(Set task) Present each line of the entries below that holds the word "frac".

(Records provided)
****

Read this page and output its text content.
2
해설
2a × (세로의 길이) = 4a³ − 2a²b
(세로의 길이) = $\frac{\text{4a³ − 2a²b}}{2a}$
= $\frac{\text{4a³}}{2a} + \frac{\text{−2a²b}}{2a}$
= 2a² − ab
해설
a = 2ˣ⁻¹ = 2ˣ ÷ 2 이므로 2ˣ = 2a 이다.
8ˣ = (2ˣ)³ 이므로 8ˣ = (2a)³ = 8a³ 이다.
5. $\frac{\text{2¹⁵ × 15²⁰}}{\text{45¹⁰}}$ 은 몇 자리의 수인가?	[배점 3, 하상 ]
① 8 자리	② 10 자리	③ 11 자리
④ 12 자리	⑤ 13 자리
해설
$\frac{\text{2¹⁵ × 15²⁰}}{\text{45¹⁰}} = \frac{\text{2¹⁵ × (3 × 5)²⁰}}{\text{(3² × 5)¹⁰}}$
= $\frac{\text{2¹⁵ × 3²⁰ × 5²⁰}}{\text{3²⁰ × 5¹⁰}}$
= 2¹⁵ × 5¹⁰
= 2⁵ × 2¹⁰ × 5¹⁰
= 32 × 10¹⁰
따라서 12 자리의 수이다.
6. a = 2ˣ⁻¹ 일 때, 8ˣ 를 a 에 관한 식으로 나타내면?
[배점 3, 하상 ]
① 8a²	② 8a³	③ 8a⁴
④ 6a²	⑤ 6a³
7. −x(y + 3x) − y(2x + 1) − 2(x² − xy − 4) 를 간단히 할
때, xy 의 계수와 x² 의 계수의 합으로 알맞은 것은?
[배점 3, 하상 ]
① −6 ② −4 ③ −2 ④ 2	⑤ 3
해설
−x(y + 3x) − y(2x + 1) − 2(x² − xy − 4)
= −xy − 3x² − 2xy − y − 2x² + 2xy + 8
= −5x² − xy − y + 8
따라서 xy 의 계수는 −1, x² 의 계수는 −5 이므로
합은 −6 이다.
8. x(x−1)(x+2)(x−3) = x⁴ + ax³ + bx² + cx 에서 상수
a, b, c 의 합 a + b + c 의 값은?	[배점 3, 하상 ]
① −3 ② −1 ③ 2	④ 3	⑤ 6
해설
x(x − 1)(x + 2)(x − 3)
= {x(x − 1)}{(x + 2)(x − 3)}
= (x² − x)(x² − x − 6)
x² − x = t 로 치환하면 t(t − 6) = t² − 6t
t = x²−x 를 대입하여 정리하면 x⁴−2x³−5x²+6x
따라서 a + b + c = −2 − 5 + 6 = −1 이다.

****

(Output of the task)
(세로의 길이) = $\frac{\text{4a³ − 2a²b}}{2a}$
= $\frac{\text{4a³}}{2a} + \frac{\text{−2a²b}}{2a}$
5. $\frac{\text{2¹⁵ × 15²⁰}}{\text{45¹⁰}}$ 은 몇 자리의 수인가?	[배점 3, 하상 ]
$\frac{\text{2¹⁵ × 15²⁰}}{\text{45¹⁰}} = \frac{\text{2¹⁵ × (3 × 5)²⁰}}{\text{(3² × 5)¹⁰}}$
= $\frac{\text{2¹⁵ × 3²⁰ × 5²⁰}}{\text{3²⁰ × 5¹⁰}}$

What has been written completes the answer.